ENTRIES:
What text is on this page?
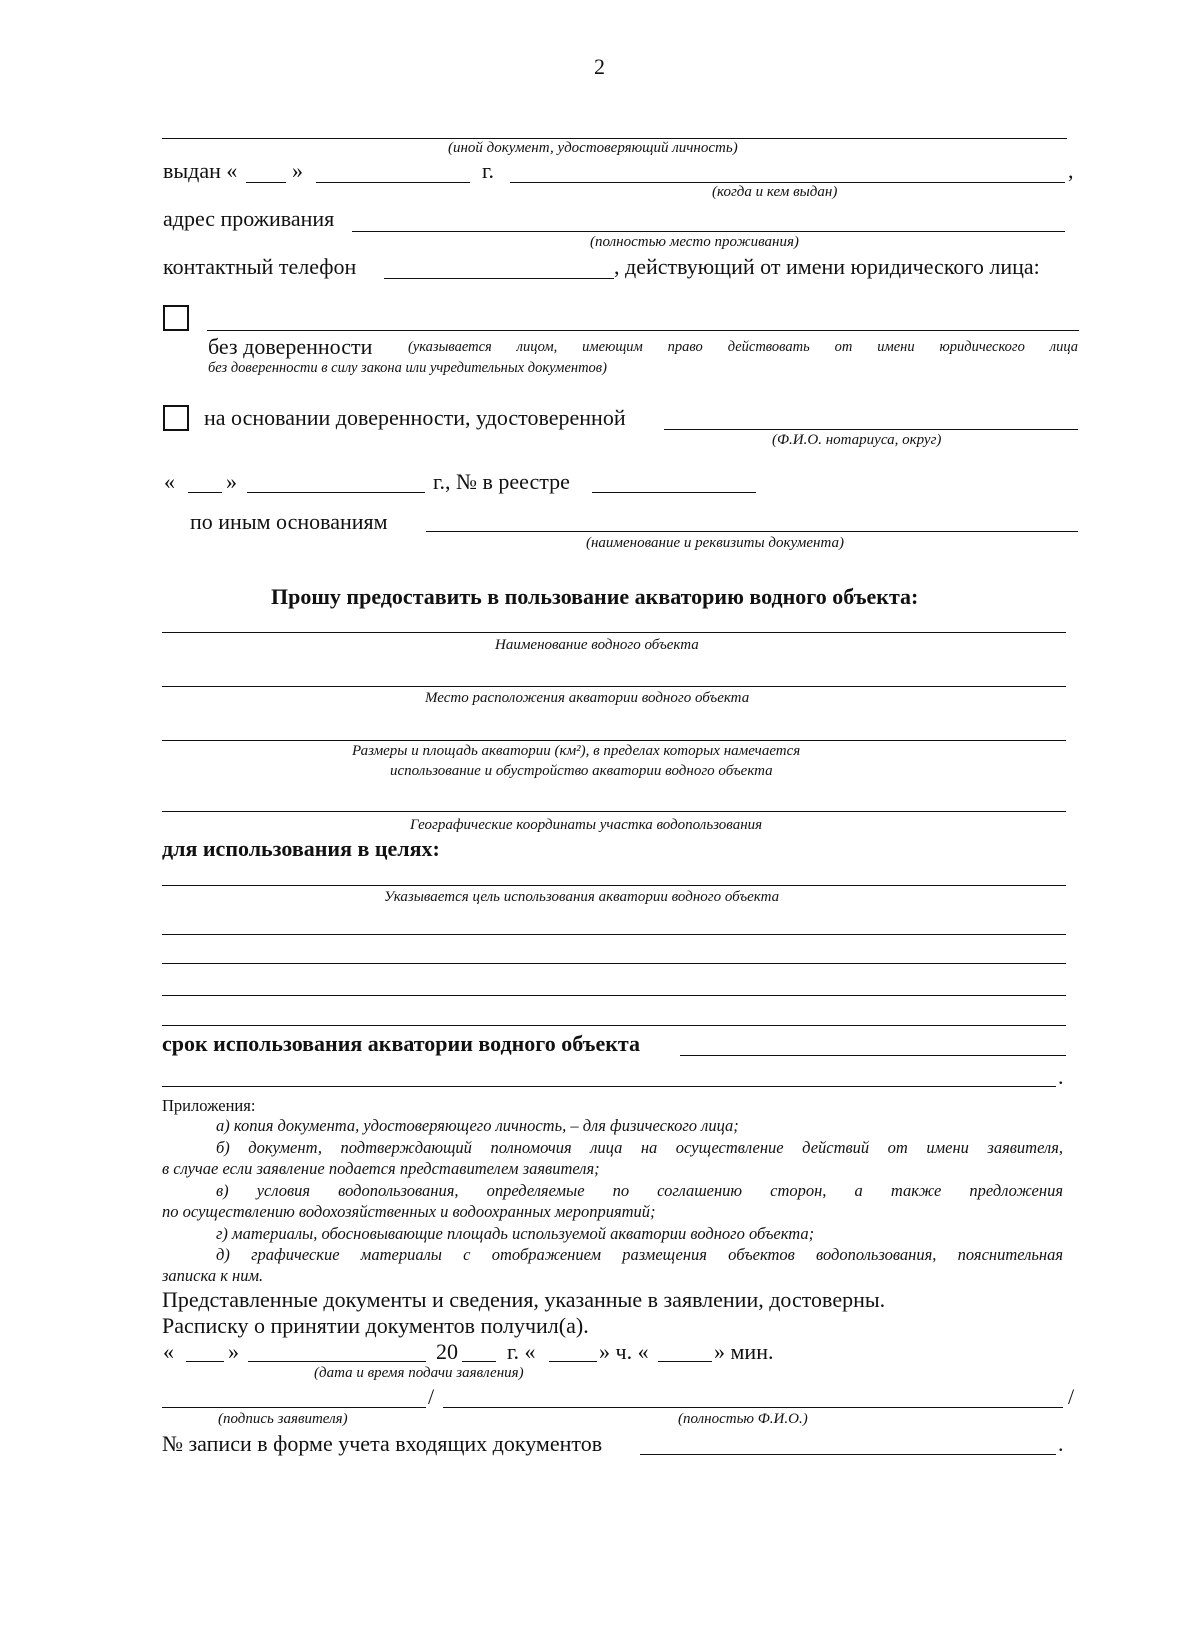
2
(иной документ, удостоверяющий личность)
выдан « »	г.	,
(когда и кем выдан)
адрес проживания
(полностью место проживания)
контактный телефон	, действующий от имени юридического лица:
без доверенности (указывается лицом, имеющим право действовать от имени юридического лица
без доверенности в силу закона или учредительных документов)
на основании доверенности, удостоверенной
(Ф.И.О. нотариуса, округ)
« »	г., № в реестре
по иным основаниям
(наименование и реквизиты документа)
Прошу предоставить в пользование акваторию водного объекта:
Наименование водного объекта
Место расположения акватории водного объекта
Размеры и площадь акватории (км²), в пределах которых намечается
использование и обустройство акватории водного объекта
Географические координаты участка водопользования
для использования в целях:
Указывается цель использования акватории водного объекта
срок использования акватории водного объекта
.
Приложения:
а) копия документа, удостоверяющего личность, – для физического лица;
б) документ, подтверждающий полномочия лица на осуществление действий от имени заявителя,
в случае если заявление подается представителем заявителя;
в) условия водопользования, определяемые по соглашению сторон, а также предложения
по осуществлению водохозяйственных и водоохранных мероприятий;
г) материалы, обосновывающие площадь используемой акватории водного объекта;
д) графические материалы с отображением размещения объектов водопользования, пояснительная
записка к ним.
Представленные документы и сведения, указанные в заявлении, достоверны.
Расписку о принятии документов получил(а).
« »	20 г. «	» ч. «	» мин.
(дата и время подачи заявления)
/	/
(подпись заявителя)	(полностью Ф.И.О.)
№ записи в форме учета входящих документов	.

* * *

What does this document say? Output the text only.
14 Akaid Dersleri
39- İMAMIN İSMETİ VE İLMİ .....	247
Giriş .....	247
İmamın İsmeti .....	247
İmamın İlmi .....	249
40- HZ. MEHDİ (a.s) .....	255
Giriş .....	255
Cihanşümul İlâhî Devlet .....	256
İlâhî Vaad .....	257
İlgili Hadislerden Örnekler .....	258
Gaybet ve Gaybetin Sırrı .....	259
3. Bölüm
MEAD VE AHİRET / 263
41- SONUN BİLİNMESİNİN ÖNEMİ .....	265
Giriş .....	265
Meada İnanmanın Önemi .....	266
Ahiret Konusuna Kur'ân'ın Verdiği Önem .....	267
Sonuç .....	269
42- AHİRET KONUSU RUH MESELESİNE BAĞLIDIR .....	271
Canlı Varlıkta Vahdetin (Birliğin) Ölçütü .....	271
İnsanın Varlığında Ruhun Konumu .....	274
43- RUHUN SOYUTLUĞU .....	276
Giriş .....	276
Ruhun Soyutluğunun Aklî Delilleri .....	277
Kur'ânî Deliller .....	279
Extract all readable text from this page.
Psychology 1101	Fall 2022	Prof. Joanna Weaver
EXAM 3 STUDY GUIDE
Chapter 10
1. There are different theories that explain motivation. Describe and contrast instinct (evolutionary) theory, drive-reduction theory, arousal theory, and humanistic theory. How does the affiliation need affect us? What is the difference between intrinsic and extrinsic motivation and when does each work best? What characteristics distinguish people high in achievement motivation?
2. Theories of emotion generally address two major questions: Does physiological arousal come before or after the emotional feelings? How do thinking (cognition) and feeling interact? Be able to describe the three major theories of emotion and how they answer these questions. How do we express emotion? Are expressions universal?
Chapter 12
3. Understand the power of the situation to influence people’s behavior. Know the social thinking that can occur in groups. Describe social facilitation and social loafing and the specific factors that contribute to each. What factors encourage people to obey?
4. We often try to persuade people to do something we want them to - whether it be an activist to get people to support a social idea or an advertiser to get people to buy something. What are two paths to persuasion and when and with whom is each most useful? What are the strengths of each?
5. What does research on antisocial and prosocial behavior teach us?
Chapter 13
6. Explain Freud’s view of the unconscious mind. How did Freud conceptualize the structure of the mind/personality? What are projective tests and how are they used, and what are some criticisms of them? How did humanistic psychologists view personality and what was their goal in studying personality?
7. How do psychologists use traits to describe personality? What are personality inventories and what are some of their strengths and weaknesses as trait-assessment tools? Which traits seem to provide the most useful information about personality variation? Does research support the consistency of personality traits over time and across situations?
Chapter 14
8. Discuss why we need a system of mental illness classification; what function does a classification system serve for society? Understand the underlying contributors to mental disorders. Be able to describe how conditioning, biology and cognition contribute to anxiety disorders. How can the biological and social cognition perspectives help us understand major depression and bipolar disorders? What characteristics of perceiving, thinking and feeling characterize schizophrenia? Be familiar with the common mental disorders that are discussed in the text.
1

SET EXERCISE: Pull out all lines containing the word "most" from the entries above.

TASK RESULT:
4. We often try to persuade people to do something we want them to - whether it be an activist to get people to support a social idea or an advertiser to get people to buy something. What are two paths to persuasion and when and with whom is each most useful? What are the strengths of each?
7. How do psychologists use traits to describe personality? What are personality inventories and what are some of their strengths and weaknesses as trait-assessment tools? Which traits seem to provide the most useful information about personality variation? Does research support the consistency of personality traits over time and across situations?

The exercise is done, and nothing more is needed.